__Goal of the exercise__
Reply with one number only, the count of lines holding the string "points".

(Dataset items)
>>>
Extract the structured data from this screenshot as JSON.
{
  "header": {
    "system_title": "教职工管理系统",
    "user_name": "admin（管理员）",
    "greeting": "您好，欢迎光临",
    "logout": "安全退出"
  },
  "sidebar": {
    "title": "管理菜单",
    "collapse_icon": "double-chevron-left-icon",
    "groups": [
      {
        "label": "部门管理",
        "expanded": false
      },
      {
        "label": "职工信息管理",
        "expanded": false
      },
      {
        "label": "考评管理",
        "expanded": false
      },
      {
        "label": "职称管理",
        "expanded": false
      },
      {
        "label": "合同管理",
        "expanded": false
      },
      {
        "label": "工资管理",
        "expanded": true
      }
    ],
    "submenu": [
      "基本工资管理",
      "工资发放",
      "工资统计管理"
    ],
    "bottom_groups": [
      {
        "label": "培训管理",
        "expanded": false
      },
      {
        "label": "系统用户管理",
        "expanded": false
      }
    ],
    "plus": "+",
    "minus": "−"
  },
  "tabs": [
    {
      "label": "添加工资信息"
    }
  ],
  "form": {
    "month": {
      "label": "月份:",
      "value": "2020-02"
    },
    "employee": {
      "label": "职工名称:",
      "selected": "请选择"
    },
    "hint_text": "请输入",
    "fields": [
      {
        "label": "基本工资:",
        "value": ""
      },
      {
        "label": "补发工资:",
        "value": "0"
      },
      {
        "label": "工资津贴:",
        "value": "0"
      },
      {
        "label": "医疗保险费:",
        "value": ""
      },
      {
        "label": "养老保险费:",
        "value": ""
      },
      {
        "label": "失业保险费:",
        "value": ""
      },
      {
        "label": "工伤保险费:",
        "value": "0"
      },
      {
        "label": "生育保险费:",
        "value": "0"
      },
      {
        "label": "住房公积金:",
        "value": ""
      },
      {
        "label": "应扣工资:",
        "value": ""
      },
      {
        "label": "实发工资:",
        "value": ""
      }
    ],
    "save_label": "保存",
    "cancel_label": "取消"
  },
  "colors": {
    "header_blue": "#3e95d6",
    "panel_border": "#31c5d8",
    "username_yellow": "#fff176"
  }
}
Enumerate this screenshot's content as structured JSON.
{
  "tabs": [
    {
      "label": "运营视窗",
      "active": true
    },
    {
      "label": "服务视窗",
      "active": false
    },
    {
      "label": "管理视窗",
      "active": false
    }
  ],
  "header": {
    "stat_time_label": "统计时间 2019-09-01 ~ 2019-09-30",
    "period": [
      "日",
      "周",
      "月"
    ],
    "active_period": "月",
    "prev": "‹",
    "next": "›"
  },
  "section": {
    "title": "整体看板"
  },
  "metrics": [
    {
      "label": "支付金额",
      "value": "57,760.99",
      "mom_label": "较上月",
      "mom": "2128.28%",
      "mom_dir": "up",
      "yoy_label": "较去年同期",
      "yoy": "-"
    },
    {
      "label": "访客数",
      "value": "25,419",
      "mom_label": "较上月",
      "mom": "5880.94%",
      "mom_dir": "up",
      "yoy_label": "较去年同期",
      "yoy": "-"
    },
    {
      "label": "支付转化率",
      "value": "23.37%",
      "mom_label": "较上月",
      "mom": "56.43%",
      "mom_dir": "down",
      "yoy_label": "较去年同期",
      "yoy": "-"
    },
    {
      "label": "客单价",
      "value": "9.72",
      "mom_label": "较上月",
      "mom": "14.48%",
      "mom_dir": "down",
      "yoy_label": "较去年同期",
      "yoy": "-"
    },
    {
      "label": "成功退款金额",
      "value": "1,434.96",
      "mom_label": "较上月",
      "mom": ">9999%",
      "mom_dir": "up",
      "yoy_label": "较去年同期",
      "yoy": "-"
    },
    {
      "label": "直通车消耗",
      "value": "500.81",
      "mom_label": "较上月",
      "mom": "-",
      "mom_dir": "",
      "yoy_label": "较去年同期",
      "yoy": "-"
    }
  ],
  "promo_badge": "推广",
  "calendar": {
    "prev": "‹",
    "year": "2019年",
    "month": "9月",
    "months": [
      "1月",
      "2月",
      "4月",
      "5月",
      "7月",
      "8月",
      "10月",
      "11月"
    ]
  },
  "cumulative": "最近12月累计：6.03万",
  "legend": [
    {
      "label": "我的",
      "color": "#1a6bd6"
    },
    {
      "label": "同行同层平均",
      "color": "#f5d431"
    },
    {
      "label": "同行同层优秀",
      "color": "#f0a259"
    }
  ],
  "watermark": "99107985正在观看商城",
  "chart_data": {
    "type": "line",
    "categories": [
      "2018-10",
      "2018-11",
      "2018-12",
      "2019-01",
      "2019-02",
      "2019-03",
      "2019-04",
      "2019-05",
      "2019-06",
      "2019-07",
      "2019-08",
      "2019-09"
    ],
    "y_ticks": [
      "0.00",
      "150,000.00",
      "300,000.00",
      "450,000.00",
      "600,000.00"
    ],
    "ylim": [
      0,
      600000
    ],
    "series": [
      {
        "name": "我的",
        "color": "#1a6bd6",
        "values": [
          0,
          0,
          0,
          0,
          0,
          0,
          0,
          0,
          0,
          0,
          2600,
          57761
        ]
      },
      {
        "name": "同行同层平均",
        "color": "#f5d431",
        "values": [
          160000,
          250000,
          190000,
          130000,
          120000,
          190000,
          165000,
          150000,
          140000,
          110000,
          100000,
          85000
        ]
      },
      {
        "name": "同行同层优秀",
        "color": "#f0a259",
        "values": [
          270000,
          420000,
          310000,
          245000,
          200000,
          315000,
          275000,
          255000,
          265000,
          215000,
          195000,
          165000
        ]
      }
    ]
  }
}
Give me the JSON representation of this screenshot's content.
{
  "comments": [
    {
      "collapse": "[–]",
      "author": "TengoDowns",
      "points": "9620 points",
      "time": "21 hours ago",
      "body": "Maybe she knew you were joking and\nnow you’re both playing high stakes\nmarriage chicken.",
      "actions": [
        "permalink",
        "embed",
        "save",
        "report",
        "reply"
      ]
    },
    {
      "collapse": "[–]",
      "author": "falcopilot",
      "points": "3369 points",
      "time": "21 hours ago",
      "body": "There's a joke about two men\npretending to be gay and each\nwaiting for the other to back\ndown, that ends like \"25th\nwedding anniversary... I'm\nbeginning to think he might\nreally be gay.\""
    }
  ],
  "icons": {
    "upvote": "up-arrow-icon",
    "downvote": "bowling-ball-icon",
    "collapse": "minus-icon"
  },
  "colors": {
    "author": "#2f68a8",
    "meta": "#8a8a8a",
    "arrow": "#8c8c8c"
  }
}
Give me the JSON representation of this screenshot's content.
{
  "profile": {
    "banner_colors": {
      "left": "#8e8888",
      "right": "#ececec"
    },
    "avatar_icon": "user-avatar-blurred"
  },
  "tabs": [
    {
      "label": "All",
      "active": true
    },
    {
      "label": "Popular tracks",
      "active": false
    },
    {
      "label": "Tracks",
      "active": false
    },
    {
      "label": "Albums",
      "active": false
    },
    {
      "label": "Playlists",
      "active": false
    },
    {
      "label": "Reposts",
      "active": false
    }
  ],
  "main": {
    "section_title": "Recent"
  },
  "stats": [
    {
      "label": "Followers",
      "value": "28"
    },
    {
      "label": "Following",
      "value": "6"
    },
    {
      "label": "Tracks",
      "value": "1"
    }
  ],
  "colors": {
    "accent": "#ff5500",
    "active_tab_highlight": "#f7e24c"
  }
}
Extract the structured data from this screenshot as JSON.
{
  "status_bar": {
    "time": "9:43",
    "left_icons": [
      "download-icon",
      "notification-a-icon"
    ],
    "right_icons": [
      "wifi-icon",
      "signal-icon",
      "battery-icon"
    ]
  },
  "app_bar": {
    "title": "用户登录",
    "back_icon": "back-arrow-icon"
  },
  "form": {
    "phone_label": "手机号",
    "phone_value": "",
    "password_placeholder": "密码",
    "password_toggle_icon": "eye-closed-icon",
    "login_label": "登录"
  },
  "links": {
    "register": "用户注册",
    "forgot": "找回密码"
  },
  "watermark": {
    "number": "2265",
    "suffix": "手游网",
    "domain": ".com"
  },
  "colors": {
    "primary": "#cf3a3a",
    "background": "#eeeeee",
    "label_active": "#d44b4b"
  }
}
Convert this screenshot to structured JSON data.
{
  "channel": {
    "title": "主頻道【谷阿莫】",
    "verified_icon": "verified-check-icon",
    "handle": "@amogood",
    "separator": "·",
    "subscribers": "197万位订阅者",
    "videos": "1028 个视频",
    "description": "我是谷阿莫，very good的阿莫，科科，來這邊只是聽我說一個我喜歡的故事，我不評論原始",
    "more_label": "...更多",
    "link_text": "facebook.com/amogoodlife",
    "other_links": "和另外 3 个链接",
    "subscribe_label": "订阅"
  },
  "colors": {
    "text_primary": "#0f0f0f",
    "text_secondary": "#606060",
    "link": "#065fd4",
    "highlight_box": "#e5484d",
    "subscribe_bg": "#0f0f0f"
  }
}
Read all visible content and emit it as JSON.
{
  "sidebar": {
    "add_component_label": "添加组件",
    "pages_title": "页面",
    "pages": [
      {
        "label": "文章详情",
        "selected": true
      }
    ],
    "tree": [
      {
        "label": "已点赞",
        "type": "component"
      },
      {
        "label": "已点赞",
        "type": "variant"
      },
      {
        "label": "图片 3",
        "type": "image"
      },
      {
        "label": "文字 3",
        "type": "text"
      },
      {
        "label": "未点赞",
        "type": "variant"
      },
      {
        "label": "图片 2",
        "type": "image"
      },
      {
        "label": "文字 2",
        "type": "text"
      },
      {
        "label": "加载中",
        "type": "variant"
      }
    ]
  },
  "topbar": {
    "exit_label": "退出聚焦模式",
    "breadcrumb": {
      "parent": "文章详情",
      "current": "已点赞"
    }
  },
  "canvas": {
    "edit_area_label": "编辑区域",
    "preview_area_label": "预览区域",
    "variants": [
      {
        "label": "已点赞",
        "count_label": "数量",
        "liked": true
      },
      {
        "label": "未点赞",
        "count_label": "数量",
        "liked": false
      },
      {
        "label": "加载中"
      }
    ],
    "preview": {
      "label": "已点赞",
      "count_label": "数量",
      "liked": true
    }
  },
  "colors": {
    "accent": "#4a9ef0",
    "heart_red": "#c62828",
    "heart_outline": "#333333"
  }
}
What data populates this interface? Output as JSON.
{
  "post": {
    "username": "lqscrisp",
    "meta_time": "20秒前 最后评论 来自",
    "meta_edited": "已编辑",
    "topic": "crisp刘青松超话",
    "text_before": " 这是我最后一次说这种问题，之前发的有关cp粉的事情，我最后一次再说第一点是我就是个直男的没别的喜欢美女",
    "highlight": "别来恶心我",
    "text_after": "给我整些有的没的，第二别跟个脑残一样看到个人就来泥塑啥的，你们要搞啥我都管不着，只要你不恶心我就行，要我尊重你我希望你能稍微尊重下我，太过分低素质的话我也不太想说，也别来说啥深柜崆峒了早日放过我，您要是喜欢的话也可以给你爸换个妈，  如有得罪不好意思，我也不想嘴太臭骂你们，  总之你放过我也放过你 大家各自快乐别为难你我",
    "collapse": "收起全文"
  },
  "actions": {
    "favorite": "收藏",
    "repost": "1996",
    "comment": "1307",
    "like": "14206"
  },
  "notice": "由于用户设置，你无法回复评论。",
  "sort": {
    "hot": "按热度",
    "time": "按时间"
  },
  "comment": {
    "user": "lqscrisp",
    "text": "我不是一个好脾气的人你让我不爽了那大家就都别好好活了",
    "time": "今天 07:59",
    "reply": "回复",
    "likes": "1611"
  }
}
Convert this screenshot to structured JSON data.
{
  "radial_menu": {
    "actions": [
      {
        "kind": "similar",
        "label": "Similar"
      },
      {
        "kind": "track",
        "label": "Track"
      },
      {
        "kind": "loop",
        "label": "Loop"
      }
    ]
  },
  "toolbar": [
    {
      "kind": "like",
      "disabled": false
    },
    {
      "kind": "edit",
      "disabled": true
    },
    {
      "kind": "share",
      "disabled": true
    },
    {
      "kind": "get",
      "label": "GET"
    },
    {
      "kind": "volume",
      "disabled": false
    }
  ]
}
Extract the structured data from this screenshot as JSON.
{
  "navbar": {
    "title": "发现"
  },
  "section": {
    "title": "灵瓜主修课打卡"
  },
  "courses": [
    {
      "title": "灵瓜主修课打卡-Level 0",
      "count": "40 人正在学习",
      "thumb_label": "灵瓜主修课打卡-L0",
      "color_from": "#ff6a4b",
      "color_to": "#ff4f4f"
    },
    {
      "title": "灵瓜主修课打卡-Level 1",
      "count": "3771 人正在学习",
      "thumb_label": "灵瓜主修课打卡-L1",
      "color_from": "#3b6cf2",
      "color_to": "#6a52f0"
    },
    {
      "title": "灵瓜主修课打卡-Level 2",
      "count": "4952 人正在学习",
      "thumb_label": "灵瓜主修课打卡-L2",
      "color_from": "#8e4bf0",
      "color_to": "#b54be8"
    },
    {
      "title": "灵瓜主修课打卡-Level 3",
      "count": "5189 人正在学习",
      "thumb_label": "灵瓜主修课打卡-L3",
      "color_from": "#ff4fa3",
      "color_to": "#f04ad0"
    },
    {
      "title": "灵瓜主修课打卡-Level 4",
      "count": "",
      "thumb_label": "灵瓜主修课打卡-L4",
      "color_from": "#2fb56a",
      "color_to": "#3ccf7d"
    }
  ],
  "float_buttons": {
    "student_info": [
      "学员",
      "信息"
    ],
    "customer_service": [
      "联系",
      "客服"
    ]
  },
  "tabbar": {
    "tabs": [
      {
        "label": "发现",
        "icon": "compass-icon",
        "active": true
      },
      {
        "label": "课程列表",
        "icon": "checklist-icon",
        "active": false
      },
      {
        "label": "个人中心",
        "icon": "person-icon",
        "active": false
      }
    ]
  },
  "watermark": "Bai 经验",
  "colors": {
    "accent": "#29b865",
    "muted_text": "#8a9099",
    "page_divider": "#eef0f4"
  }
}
<<<
__Answer to the problem__
2